### Dataset content
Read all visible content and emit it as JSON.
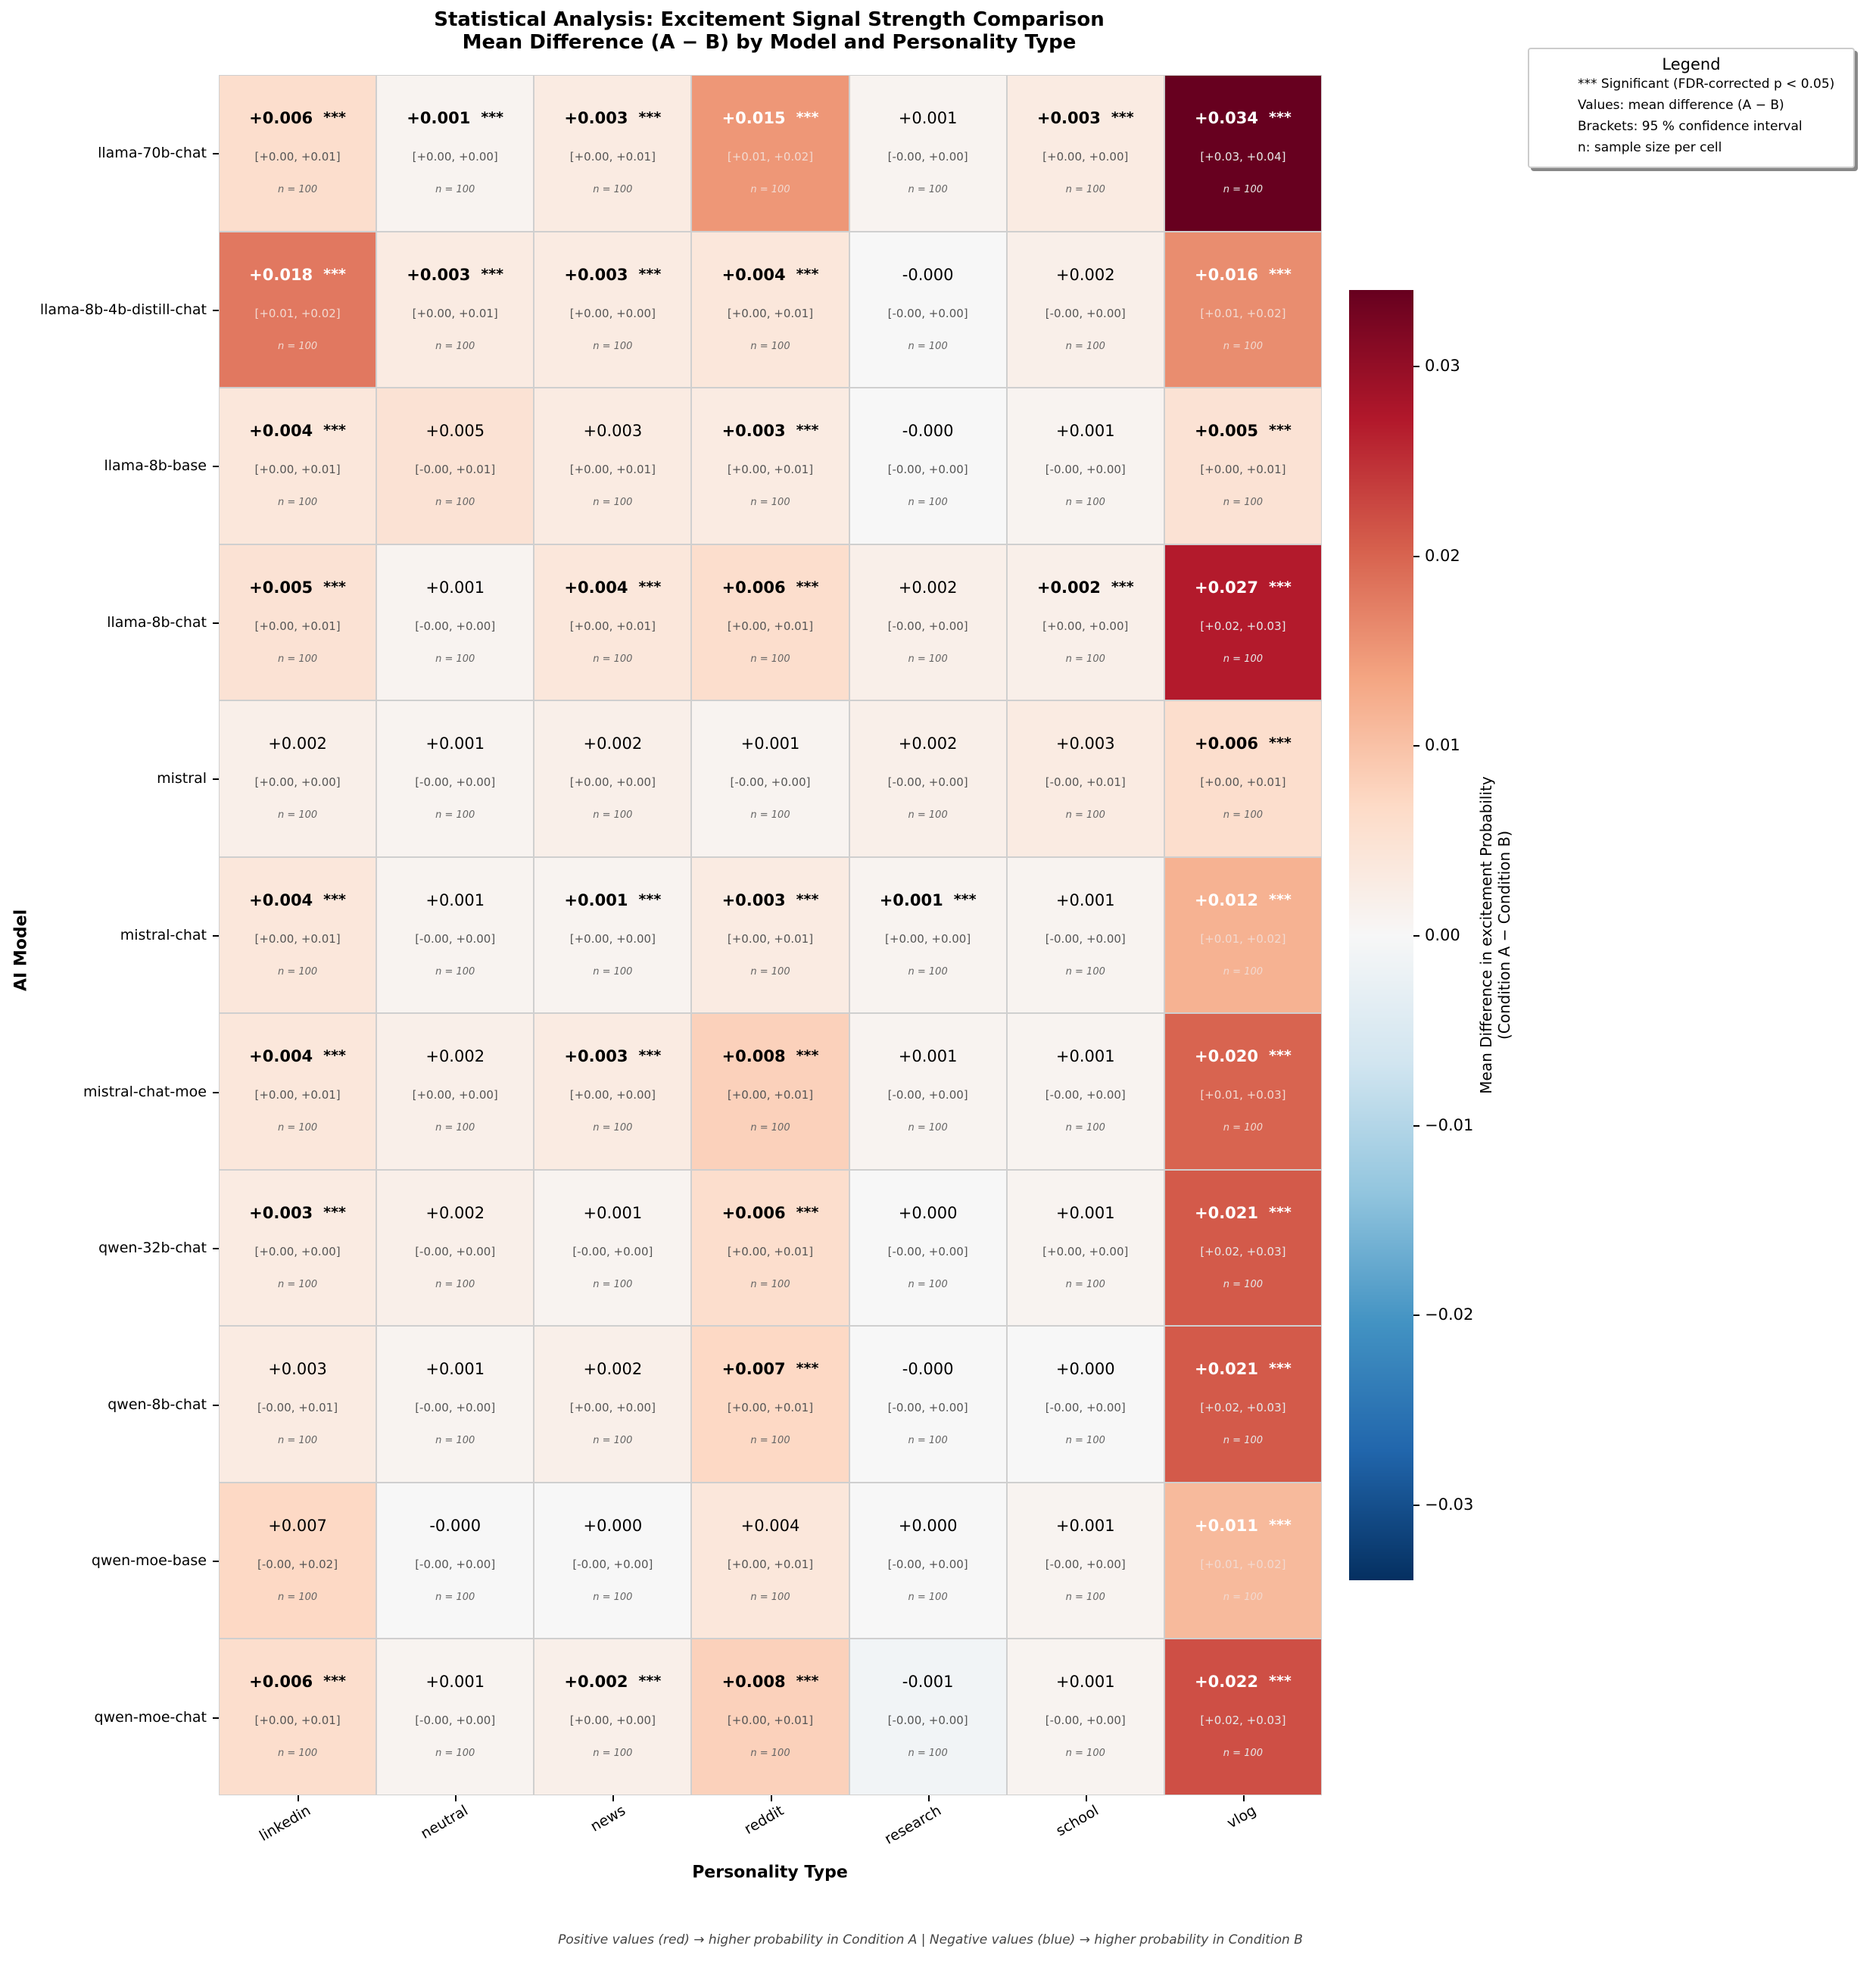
{
  "chart_data": {
    "type": "heatmap",
    "title": "Statistical Analysis: Excitement Signal Strength Comparison",
    "subtitle": "Mean Difference (A − B) by Model and Personality Type",
    "xlabel": "Personality Type",
    "ylabel": "AI Model",
    "columns": [
      "linkedin",
      "neutral",
      "news",
      "reddit",
      "research",
      "school",
      "vlog"
    ],
    "rows": [
      "llama-70b-chat",
      "llama-8b-4b-distill-chat",
      "llama-8b-base",
      "llama-8b-chat",
      "mistral",
      "mistral-chat",
      "mistral-chat-moe",
      "qwen-32b-chat",
      "qwen-8b-chat",
      "qwen-moe-base",
      "qwen-moe-chat"
    ],
    "sig_marker": "***",
    "n_label": "n = 100",
    "colormap": "RdBu_r",
    "vlim": [
      -0.034,
      0.034
    ],
    "cells": [
      [
        {
          "v": "+0.006",
          "s": true,
          "ci": "[+0.00, +0.01]"
        },
        {
          "v": "+0.001",
          "s": true,
          "ci": "[+0.00, +0.00]"
        },
        {
          "v": "+0.003",
          "s": true,
          "ci": "[+0.00, +0.01]"
        },
        {
          "v": "+0.015",
          "s": true,
          "ci": "[+0.01, +0.02]"
        },
        {
          "v": "+0.001",
          "s": false,
          "ci": "[-0.00, +0.00]"
        },
        {
          "v": "+0.003",
          "s": true,
          "ci": "[+0.00, +0.00]"
        },
        {
          "v": "+0.034",
          "s": true,
          "ci": "[+0.03, +0.04]"
        }
      ],
      [
        {
          "v": "+0.018",
          "s": true,
          "ci": "[+0.01, +0.02]"
        },
        {
          "v": "+0.003",
          "s": true,
          "ci": "[+0.00, +0.01]"
        },
        {
          "v": "+0.003",
          "s": true,
          "ci": "[+0.00, +0.00]"
        },
        {
          "v": "+0.004",
          "s": true,
          "ci": "[+0.00, +0.01]"
        },
        {
          "v": "-0.000",
          "s": false,
          "ci": "[-0.00, +0.00]"
        },
        {
          "v": "+0.002",
          "s": false,
          "ci": "[-0.00, +0.00]"
        },
        {
          "v": "+0.016",
          "s": true,
          "ci": "[+0.01, +0.02]"
        }
      ],
      [
        {
          "v": "+0.004",
          "s": true,
          "ci": "[+0.00, +0.01]"
        },
        {
          "v": "+0.005",
          "s": false,
          "ci": "[-0.00, +0.01]"
        },
        {
          "v": "+0.003",
          "s": false,
          "ci": "[+0.00, +0.01]"
        },
        {
          "v": "+0.003",
          "s": true,
          "ci": "[+0.00, +0.01]"
        },
        {
          "v": "-0.000",
          "s": false,
          "ci": "[-0.00, +0.00]"
        },
        {
          "v": "+0.001",
          "s": false,
          "ci": "[-0.00, +0.00]"
        },
        {
          "v": "+0.005",
          "s": true,
          "ci": "[+0.00, +0.01]"
        }
      ],
      [
        {
          "v": "+0.005",
          "s": true,
          "ci": "[+0.00, +0.01]"
        },
        {
          "v": "+0.001",
          "s": false,
          "ci": "[-0.00, +0.00]"
        },
        {
          "v": "+0.004",
          "s": true,
          "ci": "[+0.00, +0.01]"
        },
        {
          "v": "+0.006",
          "s": true,
          "ci": "[+0.00, +0.01]"
        },
        {
          "v": "+0.002",
          "s": false,
          "ci": "[-0.00, +0.00]"
        },
        {
          "v": "+0.002",
          "s": true,
          "ci": "[+0.00, +0.00]"
        },
        {
          "v": "+0.027",
          "s": true,
          "ci": "[+0.02, +0.03]"
        }
      ],
      [
        {
          "v": "+0.002",
          "s": false,
          "ci": "[+0.00, +0.00]"
        },
        {
          "v": "+0.001",
          "s": false,
          "ci": "[-0.00, +0.00]"
        },
        {
          "v": "+0.002",
          "s": false,
          "ci": "[+0.00, +0.00]"
        },
        {
          "v": "+0.001",
          "s": false,
          "ci": "[-0.00, +0.00]"
        },
        {
          "v": "+0.002",
          "s": false,
          "ci": "[-0.00, +0.00]"
        },
        {
          "v": "+0.003",
          "s": false,
          "ci": "[-0.00, +0.01]"
        },
        {
          "v": "+0.006",
          "s": true,
          "ci": "[+0.00, +0.01]"
        }
      ],
      [
        {
          "v": "+0.004",
          "s": true,
          "ci": "[+0.00, +0.01]"
        },
        {
          "v": "+0.001",
          "s": false,
          "ci": "[-0.00, +0.00]"
        },
        {
          "v": "+0.001",
          "s": true,
          "ci": "[+0.00, +0.00]"
        },
        {
          "v": "+0.003",
          "s": true,
          "ci": "[+0.00, +0.01]"
        },
        {
          "v": "+0.001",
          "s": true,
          "ci": "[+0.00, +0.00]"
        },
        {
          "v": "+0.001",
          "s": false,
          "ci": "[-0.00, +0.00]"
        },
        {
          "v": "+0.012",
          "s": true,
          "ci": "[+0.01, +0.02]"
        }
      ],
      [
        {
          "v": "+0.004",
          "s": true,
          "ci": "[+0.00, +0.01]"
        },
        {
          "v": "+0.002",
          "s": false,
          "ci": "[+0.00, +0.00]"
        },
        {
          "v": "+0.003",
          "s": true,
          "ci": "[+0.00, +0.00]"
        },
        {
          "v": "+0.008",
          "s": true,
          "ci": "[+0.00, +0.01]"
        },
        {
          "v": "+0.001",
          "s": false,
          "ci": "[-0.00, +0.00]"
        },
        {
          "v": "+0.001",
          "s": false,
          "ci": "[-0.00, +0.00]"
        },
        {
          "v": "+0.020",
          "s": true,
          "ci": "[+0.01, +0.03]"
        }
      ],
      [
        {
          "v": "+0.003",
          "s": true,
          "ci": "[+0.00, +0.00]"
        },
        {
          "v": "+0.002",
          "s": false,
          "ci": "[-0.00, +0.00]"
        },
        {
          "v": "+0.001",
          "s": false,
          "ci": "[-0.00, +0.00]"
        },
        {
          "v": "+0.006",
          "s": true,
          "ci": "[+0.00, +0.01]"
        },
        {
          "v": "+0.000",
          "s": false,
          "ci": "[-0.00, +0.00]"
        },
        {
          "v": "+0.001",
          "s": false,
          "ci": "[+0.00, +0.00]"
        },
        {
          "v": "+0.021",
          "s": true,
          "ci": "[+0.02, +0.03]"
        }
      ],
      [
        {
          "v": "+0.003",
          "s": false,
          "ci": "[-0.00, +0.01]"
        },
        {
          "v": "+0.001",
          "s": false,
          "ci": "[-0.00, +0.00]"
        },
        {
          "v": "+0.002",
          "s": false,
          "ci": "[+0.00, +0.00]"
        },
        {
          "v": "+0.007",
          "s": true,
          "ci": "[+0.00, +0.01]"
        },
        {
          "v": "-0.000",
          "s": false,
          "ci": "[-0.00, +0.00]"
        },
        {
          "v": "+0.000",
          "s": false,
          "ci": "[-0.00, +0.00]"
        },
        {
          "v": "+0.021",
          "s": true,
          "ci": "[+0.02, +0.03]"
        }
      ],
      [
        {
          "v": "+0.007",
          "s": false,
          "ci": "[-0.00, +0.02]"
        },
        {
          "v": "-0.000",
          "s": false,
          "ci": "[-0.00, +0.00]"
        },
        {
          "v": "+0.000",
          "s": false,
          "ci": "[-0.00, +0.00]"
        },
        {
          "v": "+0.004",
          "s": false,
          "ci": "[+0.00, +0.01]"
        },
        {
          "v": "+0.000",
          "s": false,
          "ci": "[-0.00, +0.00]"
        },
        {
          "v": "+0.001",
          "s": false,
          "ci": "[-0.00, +0.00]"
        },
        {
          "v": "+0.011",
          "s": true,
          "ci": "[+0.01, +0.02]"
        }
      ],
      [
        {
          "v": "+0.006",
          "s": true,
          "ci": "[+0.00, +0.01]"
        },
        {
          "v": "+0.001",
          "s": false,
          "ci": "[-0.00, +0.00]"
        },
        {
          "v": "+0.002",
          "s": true,
          "ci": "[+0.00, +0.00]"
        },
        {
          "v": "+0.008",
          "s": true,
          "ci": "[+0.00, +0.01]"
        },
        {
          "v": "-0.001",
          "s": false,
          "ci": "[-0.00, +0.00]"
        },
        {
          "v": "+0.001",
          "s": false,
          "ci": "[-0.00, +0.00]"
        },
        {
          "v": "+0.022",
          "s": true,
          "ci": "[+0.02, +0.03]"
        }
      ]
    ],
    "colorbar": {
      "label_line1": "Mean Difference in excitement Probability",
      "label_line2": "(Condition A − Condition B)",
      "ticks": [
        0.03,
        0.02,
        0.01,
        0.0,
        -0.01,
        -0.02,
        -0.03
      ],
      "tick_labels": [
        "0.03",
        "0.02",
        "0.01",
        "0.00",
        "−0.01",
        "−0.02",
        "−0.03"
      ]
    },
    "legend": {
      "title": "Legend",
      "items": [
        "*** Significant (FDR-corrected p < 0.05)",
        "Values: mean difference (A − B)",
        "Brackets: 95 % confidence interval",
        "n: sample size per cell"
      ],
      "placement": "top-right"
    },
    "footnote": "Positive values (red) → higher probability in Condition A  |  Negative values (blue) → higher probability in Condition B"
  }
}
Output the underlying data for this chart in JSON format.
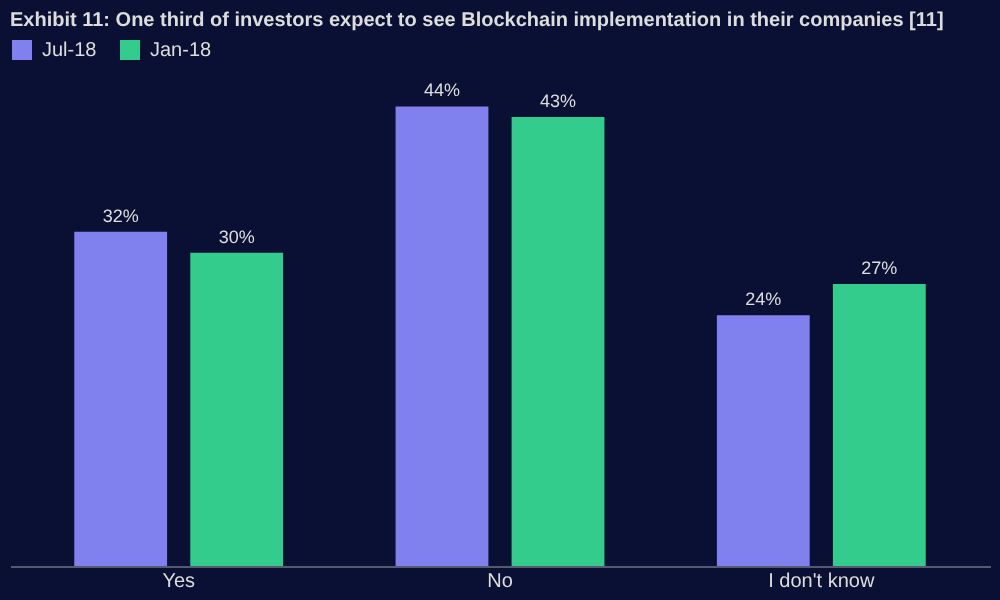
{
  "chart_data": {
    "type": "bar",
    "title": "Exhibit 11: One third of investors expect to see Blockchain implementation in their companies [11]",
    "categories": [
      "Yes",
      "No",
      "I don't know"
    ],
    "series": [
      {
        "name": "Jul-18",
        "color": "#8080ee",
        "values": [
          32,
          44,
          24
        ],
        "value_labels": [
          "32%",
          "44%",
          "24%"
        ]
      },
      {
        "name": "Jan-18",
        "color": "#33cc8c",
        "values": [
          30,
          43,
          27
        ],
        "value_labels": [
          "30%",
          "43%",
          "27%"
        ]
      }
    ],
    "legend": "top",
    "grid": false
  }
}
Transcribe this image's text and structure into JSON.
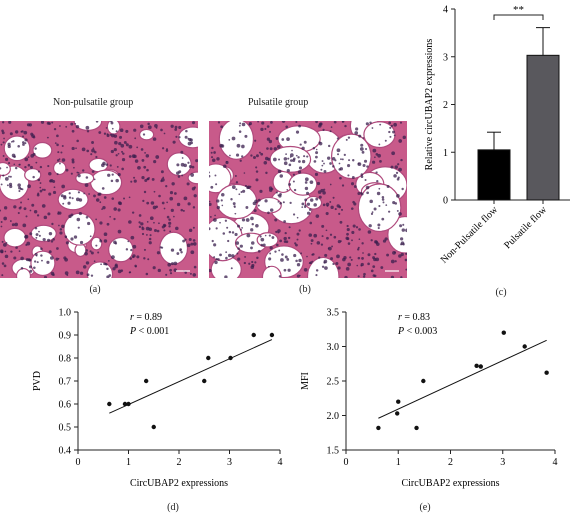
{
  "panels": {
    "a": {
      "title": "Non-pulsatile group",
      "caption": "(a)"
    },
    "b": {
      "title": "Pulsatile group",
      "caption": "(b)"
    },
    "c": {
      "caption": "(c)"
    },
    "d": {
      "caption": "(d)"
    },
    "e": {
      "caption": "(e)"
    }
  },
  "colors": {
    "tissue": "#c85a8a",
    "nuclei": "#3a1f4d",
    "lumen": "#ffffff",
    "bar_non_pulsatile": "#000000",
    "bar_pulsatile": "#59585d"
  },
  "chart_data": [
    {
      "type": "bar",
      "categories": [
        "Non-Pulsatile flow",
        "Pulsatile flow"
      ],
      "values": [
        1.05,
        3.03
      ],
      "errors": [
        0.37,
        0.58
      ],
      "ylabel": "Relative circUBAP2 expressions",
      "ylim": [
        0,
        4
      ],
      "yticks": [
        0,
        1,
        2,
        3,
        4
      ],
      "annotation": "**",
      "grid": false
    },
    {
      "type": "scatter",
      "x": [
        0.62,
        0.93,
        1.0,
        1.35,
        1.5,
        2.5,
        2.58,
        3.02,
        3.48,
        3.84
      ],
      "y": [
        0.6,
        0.6,
        0.6,
        0.7,
        0.5,
        0.7,
        0.8,
        0.8,
        0.9,
        0.9
      ],
      "fit": {
        "x": [
          0.62,
          3.84
        ],
        "y": [
          0.56,
          0.88
        ]
      },
      "xlabel": "CircUBAP2 expressions",
      "ylabel": "PVD",
      "xlim": [
        0,
        4
      ],
      "ylim": [
        0.4,
        1.0
      ],
      "xticks": [
        0,
        1,
        2,
        3,
        4
      ],
      "yticks": [
        0.4,
        0.5,
        0.6,
        0.7,
        0.8,
        0.9,
        1.0
      ],
      "annotation": {
        "r": "0.89",
        "p": "0.001"
      },
      "grid": false
    },
    {
      "type": "scatter",
      "x": [
        0.62,
        0.98,
        1.0,
        1.35,
        1.48,
        2.5,
        2.58,
        3.02,
        3.42,
        3.84
      ],
      "y": [
        1.82,
        2.03,
        2.2,
        1.82,
        2.5,
        2.72,
        2.71,
        3.2,
        3.0,
        2.62
      ],
      "fit": {
        "x": [
          0.62,
          3.84
        ],
        "y": [
          1.96,
          3.09
        ]
      },
      "xlabel": "CircUBAP2 expressions",
      "ylabel": "MFI",
      "xlim": [
        0,
        4
      ],
      "ylim": [
        1.5,
        3.5
      ],
      "xticks": [
        0,
        1,
        2,
        3,
        4
      ],
      "yticks": [
        1.5,
        2.0,
        2.5,
        3.0,
        3.5
      ],
      "annotation": {
        "r": "0.83",
        "p": "0.003"
      },
      "grid": false
    }
  ]
}
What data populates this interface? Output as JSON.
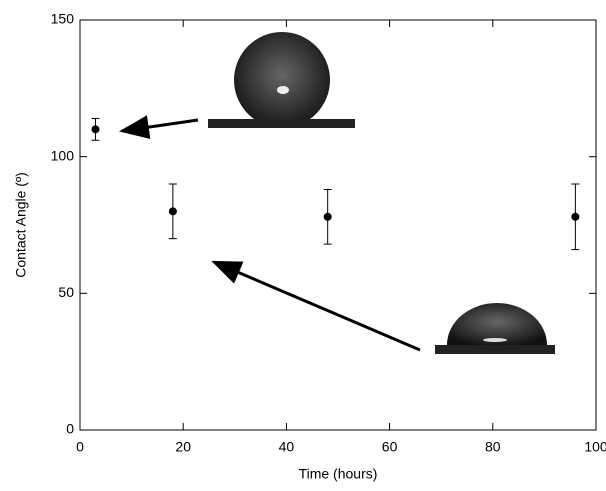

### Instructions to follow
Copy every line of the records above that holds the word "ylabel".

### Exercise answer
    "ylabel": "AI Model",
      "ylabel": "Relative circUBAP2 expressions",
      "ylabel": "PVD",
      "ylabel": "MFI",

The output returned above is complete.